(Work to complete) Everything from the line that holds "Transcribe the text in this document." through the end of the data below should be output exactly, both ends included.

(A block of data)
-----
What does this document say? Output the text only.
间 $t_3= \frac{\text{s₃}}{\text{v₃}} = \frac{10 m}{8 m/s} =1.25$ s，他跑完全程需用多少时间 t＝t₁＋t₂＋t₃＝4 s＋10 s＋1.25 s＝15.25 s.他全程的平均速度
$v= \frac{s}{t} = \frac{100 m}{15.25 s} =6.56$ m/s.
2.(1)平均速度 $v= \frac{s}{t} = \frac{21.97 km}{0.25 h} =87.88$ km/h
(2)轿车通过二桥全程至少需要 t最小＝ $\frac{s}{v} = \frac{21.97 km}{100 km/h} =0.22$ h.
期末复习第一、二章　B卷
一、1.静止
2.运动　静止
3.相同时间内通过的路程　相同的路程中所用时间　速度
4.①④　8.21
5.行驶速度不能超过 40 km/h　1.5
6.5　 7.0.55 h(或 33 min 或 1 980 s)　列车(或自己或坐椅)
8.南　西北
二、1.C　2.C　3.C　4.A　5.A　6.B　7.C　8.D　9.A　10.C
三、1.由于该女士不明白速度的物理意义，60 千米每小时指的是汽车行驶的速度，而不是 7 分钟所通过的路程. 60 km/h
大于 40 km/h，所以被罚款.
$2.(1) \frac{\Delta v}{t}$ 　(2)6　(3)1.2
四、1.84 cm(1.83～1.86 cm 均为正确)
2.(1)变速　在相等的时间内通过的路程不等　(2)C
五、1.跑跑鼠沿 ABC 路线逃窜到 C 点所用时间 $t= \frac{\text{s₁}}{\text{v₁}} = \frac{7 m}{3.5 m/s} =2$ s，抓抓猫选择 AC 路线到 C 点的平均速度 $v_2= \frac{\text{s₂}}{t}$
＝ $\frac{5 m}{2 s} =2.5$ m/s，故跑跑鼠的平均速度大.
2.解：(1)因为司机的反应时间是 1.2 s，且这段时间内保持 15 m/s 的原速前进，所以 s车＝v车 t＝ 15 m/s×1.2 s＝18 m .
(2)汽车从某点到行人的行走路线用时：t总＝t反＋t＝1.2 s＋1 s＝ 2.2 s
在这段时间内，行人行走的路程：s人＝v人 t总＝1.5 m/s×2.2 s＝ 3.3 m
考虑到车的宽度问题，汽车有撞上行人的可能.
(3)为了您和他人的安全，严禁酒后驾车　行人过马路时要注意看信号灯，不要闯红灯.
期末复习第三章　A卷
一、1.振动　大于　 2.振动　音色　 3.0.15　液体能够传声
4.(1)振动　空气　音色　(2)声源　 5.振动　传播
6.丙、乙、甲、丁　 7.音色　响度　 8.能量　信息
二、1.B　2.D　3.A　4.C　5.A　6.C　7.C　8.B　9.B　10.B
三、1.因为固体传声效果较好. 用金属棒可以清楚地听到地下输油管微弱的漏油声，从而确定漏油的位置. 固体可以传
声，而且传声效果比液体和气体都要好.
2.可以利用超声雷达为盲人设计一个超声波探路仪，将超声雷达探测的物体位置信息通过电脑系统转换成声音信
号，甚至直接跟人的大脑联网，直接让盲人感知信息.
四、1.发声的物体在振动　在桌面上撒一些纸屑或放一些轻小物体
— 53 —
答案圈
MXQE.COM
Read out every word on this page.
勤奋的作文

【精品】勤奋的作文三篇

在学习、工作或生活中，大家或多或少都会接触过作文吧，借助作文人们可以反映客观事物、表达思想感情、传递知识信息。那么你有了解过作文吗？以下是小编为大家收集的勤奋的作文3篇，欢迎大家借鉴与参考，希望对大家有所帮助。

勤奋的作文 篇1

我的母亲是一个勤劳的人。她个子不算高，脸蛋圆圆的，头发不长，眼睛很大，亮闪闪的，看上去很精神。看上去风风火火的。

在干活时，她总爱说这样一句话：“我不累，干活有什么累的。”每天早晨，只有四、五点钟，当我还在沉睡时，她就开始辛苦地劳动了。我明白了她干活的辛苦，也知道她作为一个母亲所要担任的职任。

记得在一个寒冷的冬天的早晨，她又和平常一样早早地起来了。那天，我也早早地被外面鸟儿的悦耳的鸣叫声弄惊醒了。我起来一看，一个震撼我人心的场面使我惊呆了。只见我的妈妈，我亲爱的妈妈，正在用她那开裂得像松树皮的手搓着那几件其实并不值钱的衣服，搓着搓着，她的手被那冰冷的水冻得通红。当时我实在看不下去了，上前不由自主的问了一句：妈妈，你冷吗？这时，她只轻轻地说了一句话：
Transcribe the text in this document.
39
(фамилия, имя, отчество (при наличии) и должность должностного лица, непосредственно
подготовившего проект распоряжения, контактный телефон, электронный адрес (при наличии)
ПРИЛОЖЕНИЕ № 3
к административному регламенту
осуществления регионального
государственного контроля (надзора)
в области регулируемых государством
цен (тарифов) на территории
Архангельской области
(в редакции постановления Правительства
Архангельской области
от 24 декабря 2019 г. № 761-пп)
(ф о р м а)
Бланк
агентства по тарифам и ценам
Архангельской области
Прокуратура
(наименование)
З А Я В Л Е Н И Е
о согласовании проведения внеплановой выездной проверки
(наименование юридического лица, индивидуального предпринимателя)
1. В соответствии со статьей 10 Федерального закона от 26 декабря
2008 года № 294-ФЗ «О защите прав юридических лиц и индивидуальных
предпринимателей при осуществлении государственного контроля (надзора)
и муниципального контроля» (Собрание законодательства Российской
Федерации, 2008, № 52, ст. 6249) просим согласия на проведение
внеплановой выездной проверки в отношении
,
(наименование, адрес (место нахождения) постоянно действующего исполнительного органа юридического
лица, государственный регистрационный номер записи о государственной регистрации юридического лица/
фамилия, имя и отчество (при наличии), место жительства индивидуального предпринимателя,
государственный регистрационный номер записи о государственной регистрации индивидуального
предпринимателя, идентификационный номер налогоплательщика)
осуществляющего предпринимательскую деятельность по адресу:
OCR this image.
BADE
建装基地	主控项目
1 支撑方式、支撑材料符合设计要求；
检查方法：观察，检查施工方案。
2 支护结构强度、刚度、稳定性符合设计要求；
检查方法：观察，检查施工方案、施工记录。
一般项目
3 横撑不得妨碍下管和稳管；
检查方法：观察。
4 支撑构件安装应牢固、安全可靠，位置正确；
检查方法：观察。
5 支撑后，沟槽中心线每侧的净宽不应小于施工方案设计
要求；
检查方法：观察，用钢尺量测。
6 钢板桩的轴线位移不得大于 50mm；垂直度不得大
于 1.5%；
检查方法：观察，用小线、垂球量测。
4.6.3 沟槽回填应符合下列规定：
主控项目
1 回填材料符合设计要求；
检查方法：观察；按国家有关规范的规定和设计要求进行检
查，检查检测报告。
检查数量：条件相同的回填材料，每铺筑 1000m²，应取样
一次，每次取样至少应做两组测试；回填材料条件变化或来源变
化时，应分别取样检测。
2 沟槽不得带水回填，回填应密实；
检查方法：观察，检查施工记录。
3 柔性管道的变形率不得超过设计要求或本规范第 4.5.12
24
-----
(Worked answer)
Transcribe the text in this document.
39
(фамилия, имя, отчество (при наличии) и должность должностного лица, непосредственно
подготовившего проект распоряжения, контактный телефон, электронный адрес (при наличии)
ПРИЛОЖЕНИЕ № 3
к административному регламенту
осуществления регионального
государственного контроля (надзора)
в области регулируемых государством
цен (тарифов) на территории
Архангельской области
(в редакции постановления Правительства
Архангельской области
от 24 декабря 2019 г. № 761-пп)
(ф о р м а)
Бланк
агентства по тарифам и ценам
Архангельской области
Прокуратура
(наименование)
З А Я В Л Е Н И Е
о согласовании проведения внеплановой выездной проверки
(наименование юридического лица, индивидуального предпринимателя)
1. В соответствии со статьей 10 Федерального закона от 26 декабря
2008 года № 294-ФЗ «О защите прав юридических лиц и индивидуальных
предпринимателей при осуществлении государственного контроля (надзора)
и муниципального контроля» (Собрание законодательства Российской
Федерации, 2008, № 52, ст. 6249) просим согласия на проведение
внеплановой выездной проверки в отношении
,
(наименование, адрес (место нахождения) постоянно действующего исполнительного органа юридического
лица, государственный регистрационный номер записи о государственной регистрации юридического лица/
фамилия, имя и отчество (при наличии), место жительства индивидуального предпринимателя,
государственный регистрационный номер записи о государственной регистрации индивидуального
предпринимателя, идентификационный номер налогоплательщика)
осуществляющего предпринимательскую деятельность по адресу:
OCR this image.
BADE
建装基地	主控项目
1 支撑方式、支撑材料符合设计要求；
检查方法：观察，检查施工方案。
2 支护结构强度、刚度、稳定性符合设计要求；
检查方法：观察，检查施工方案、施工记录。
一般项目
3 横撑不得妨碍下管和稳管；
检查方法：观察。
4 支撑构件安装应牢固、安全可靠，位置正确；
检查方法：观察。
5 支撑后，沟槽中心线每侧的净宽不应小于施工方案设计
要求；
检查方法：观察，用钢尺量测。
6 钢板桩的轴线位移不得大于 50mm；垂直度不得大
于 1.5%；
检查方法：观察，用小线、垂球量测。
4.6.3 沟槽回填应符合下列规定：
主控项目
1 回填材料符合设计要求；
检查方法：观察；按国家有关规范的规定和设计要求进行检
查，检查检测报告。
检查数量：条件相同的回填材料，每铺筑 1000m²，应取样
一次，每次取样至少应做两组测试；回填材料条件变化或来源变
化时，应分别取样检测。
2 沟槽不得带水回填，回填应密实；
检查方法：观察，检查施工记录。
3 柔性管道的变形率不得超过设计要求或本规范第 4.5.12
24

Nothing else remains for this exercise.